- **Written request**:
Transcribe the entries below exactly; leave every image out.

(Items listed in a dataset)
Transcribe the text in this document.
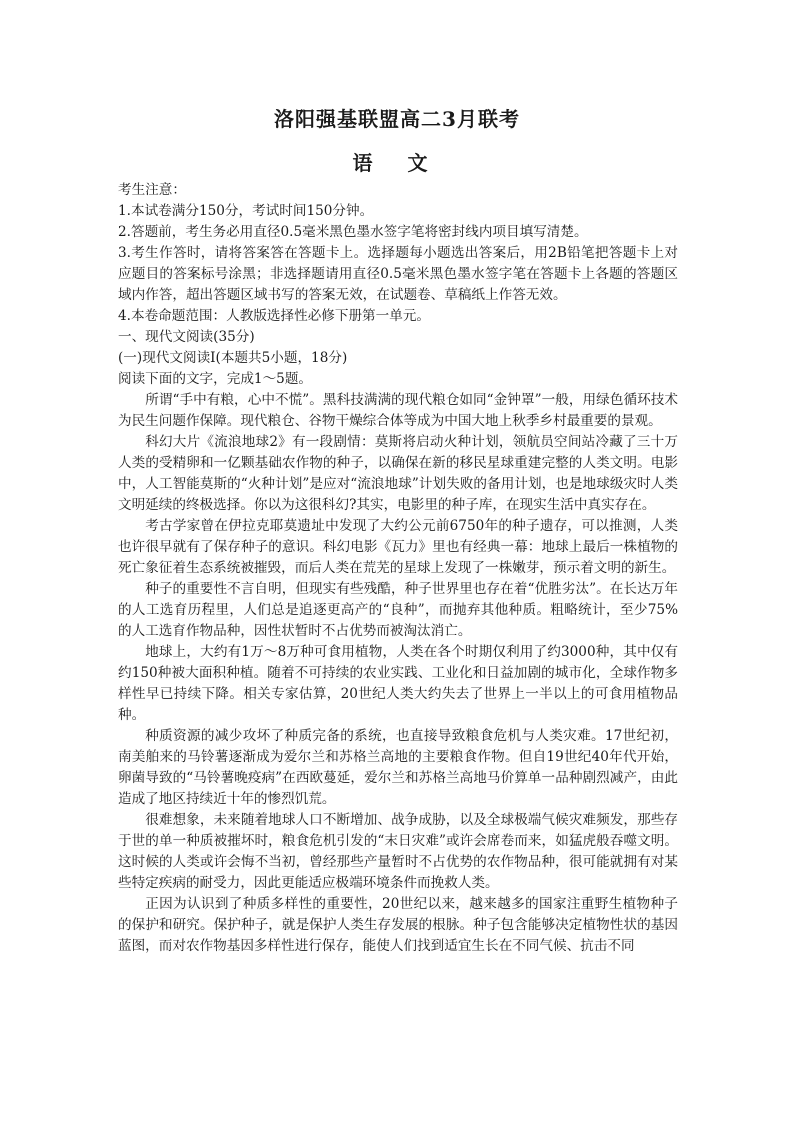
洛阳强基联盟高二3月联考
语 文

考生注意：

1.本试卷满分150分，考试时间150分钟。

2.答题前，考生务必用直径0.5毫米黑色墨水签字笔将密封线内项目填写清楚。

3.考生作答时，请将答案答在答题卡上。选择题每小题选出答案后，用2B铅笔把答题卡上对应题目的答案标号涂黑；非选择题请用直径0.5毫米黑色墨水签字笔在答题卡上各题的答题区域内作答，超出答题区域书写的答案无效，在试题卷、草稿纸上作答无效。

4.本卷命题范围：人教版选择性必修下册第一单元。

一、现代文阅读(35分)

(一)现代文阅读Ⅰ(本题共5小题，18分)

阅读下面的文字，完成1～5题。

所谓“手中有粮，心中不慌”。黑科技满满的现代粮仓如同“金钟罩”一般，用绿色循环技术为民生问题作保障。现代粮仓、谷物干燥综合体等成为中国大地上秋季乡村最重要的景观。

科幻大片《流浪地球2》有一段剧情：莫斯将启动火种计划，领航员空间站冷藏了三十万人类的受精卵和一亿颗基础农作物的种子，以确保在新的移民星球重建完整的人类文明。电影中，人工智能莫斯的“火种计划”是应对“流浪地球”计划失败的备用计划，也是地球级灾时人类文明延续的终极选择。你以为这很科幻?其实，电影里的种子库，在现实生活中真实存在。

考古学家曾在伊拉克耶莫遗址中发现了大约公元前6750年的种子遗存，可以推测，人类也许很早就有了保存种子的意识。科幻电影《瓦力》里也有经典一幕：地球上最后一株植物的死亡象征着生态系统被摧毁，而后人类在荒芜的星球上发现了一株嫩芽，预示着文明的新生。

种子的重要性不言自明，但现实有些残酷，种子世界里也存在着“优胜劣汰”。在长达万年的人工选育历程里，人们总是追逐更高产的“良种”，而抛弃其他种质。粗略统计，至少75%的人工选育作物品种，因性状暂时不占优势而被淘汰消亡。

地球上，大约有1万～8万种可食用植物，人类在各个时期仅利用了约3000种，其中仅有约150种被大面积种植。随着不可持续的农业实践、工业化和日益加剧的城市化，全球作物多样性早已持续下降。相关专家估算，20世纪人类大约失去了世界上一半以上的可食用植物品种。

种质资源的减少攻坏了种质完备的系统，也直接导致粮食危机与人类灾难。17世纪初，南美舶来的马铃薯逐渐成为爱尔兰和苏格兰高地的主要粮食作物。但自19世纪40年代开始，卵菌导致的“马铃薯晚疫病”在西欧蔓延，爱尔兰和苏格兰高地马价算单一品种剧烈减产，由此造成了地区持续近十年的惨烈饥荒。

很难想象，未来随着地球人口不断增加、战争成胁，以及全球极端气候灾难频发，那些存于世的单一种质被摧坏时，粮食危机引发的“末日灾难”或许会席卷而来，如猛虎般吞噬文明。这时候的人类或许会悔不当初，曾经那些产量暂时不占优势的农作物品种，很可能就拥有对某些特定疾病的耐受力，因此更能适应极端环境条件而挽救人类。

正因为认识到了种质多样性的重要性，20世纪以来，越来越多的国家注重野生植物种子的保护和研究。保护种子，就是保护人类生存发展的根脉。种子包含能够决定植物性状的基因蓝图，而对农作物基因多样性进行保存，能使人们找到适宜生长在不同气候、抗击不同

- **Exercise result**:
Transcribe the text in this document.
洛阳强基联盟高二3月联考
语 文

考生注意：

1.本试卷满分150分，考试时间150分钟。

2.答题前，考生务必用直径0.5毫米黑色墨水签字笔将密封线内项目填写清楚。

3.考生作答时，请将答案答在答题卡上。选择题每小题选出答案后，用2B铅笔把答题卡上对应题目的答案标号涂黑；非选择题请用直径0.5毫米黑色墨水签字笔在答题卡上各题的答题区域内作答，超出答题区域书写的答案无效，在试题卷、草稿纸上作答无效。

4.本卷命题范围：人教版选择性必修下册第一单元。

一、现代文阅读(35分)

(一)现代文阅读Ⅰ(本题共5小题，18分)

阅读下面的文字，完成1～5题。

所谓“手中有粮，心中不慌”。黑科技满满的现代粮仓如同“金钟罩”一般，用绿色循环技术为民生问题作保障。现代粮仓、谷物干燥综合体等成为中国大地上秋季乡村最重要的景观。

科幻大片《流浪地球2》有一段剧情：莫斯将启动火种计划，领航员空间站冷藏了三十万人类的受精卵和一亿颗基础农作物的种子，以确保在新的移民星球重建完整的人类文明。电影中，人工智能莫斯的“火种计划”是应对“流浪地球”计划失败的备用计划，也是地球级灾时人类文明延续的终极选择。你以为这很科幻?其实，电影里的种子库，在现实生活中真实存在。

考古学家曾在伊拉克耶莫遗址中发现了大约公元前6750年的种子遗存，可以推测，人类也许很早就有了保存种子的意识。科幻电影《瓦力》里也有经典一幕：地球上最后一株植物的死亡象征着生态系统被摧毁，而后人类在荒芜的星球上发现了一株嫩芽，预示着文明的新生。

种子的重要性不言自明，但现实有些残酷，种子世界里也存在着“优胜劣汰”。在长达万年的人工选育历程里，人们总是追逐更高产的“良种”，而抛弃其他种质。粗略统计，至少75%的人工选育作物品种，因性状暂时不占优势而被淘汰消亡。

地球上，大约有1万～8万种可食用植物，人类在各个时期仅利用了约3000种，其中仅有约150种被大面积种植。随着不可持续的农业实践、工业化和日益加剧的城市化，全球作物多样性早已持续下降。相关专家估算，20世纪人类大约失去了世界上一半以上的可食用植物品种。

种质资源的减少攻坏了种质完备的系统，也直接导致粮食危机与人类灾难。17世纪初，南美舶来的马铃薯逐渐成为爱尔兰和苏格兰高地的主要粮食作物。但自19世纪40年代开始，卵菌导致的“马铃薯晚疫病”在西欧蔓延，爱尔兰和苏格兰高地马价算单一品种剧烈减产，由此造成了地区持续近十年的惨烈饥荒。

很难想象，未来随着地球人口不断增加、战争成胁，以及全球极端气候灾难频发，那些存于世的单一种质被摧坏时，粮食危机引发的“末日灾难”或许会席卷而来，如猛虎般吞噬文明。这时候的人类或许会悔不当初，曾经那些产量暂时不占优势的农作物品种，很可能就拥有对某些特定疾病的耐受力，因此更能适应极端环境条件而挽救人类。

正因为认识到了种质多样性的重要性，20世纪以来，越来越多的国家注重野生植物种子的保护和研究。保护种子，就是保护人类生存发展的根脉。种子包含能够决定植物性状的基因蓝图，而对农作物基因多样性进行保存，能使人们找到适宜生长在不同气候、抗击不同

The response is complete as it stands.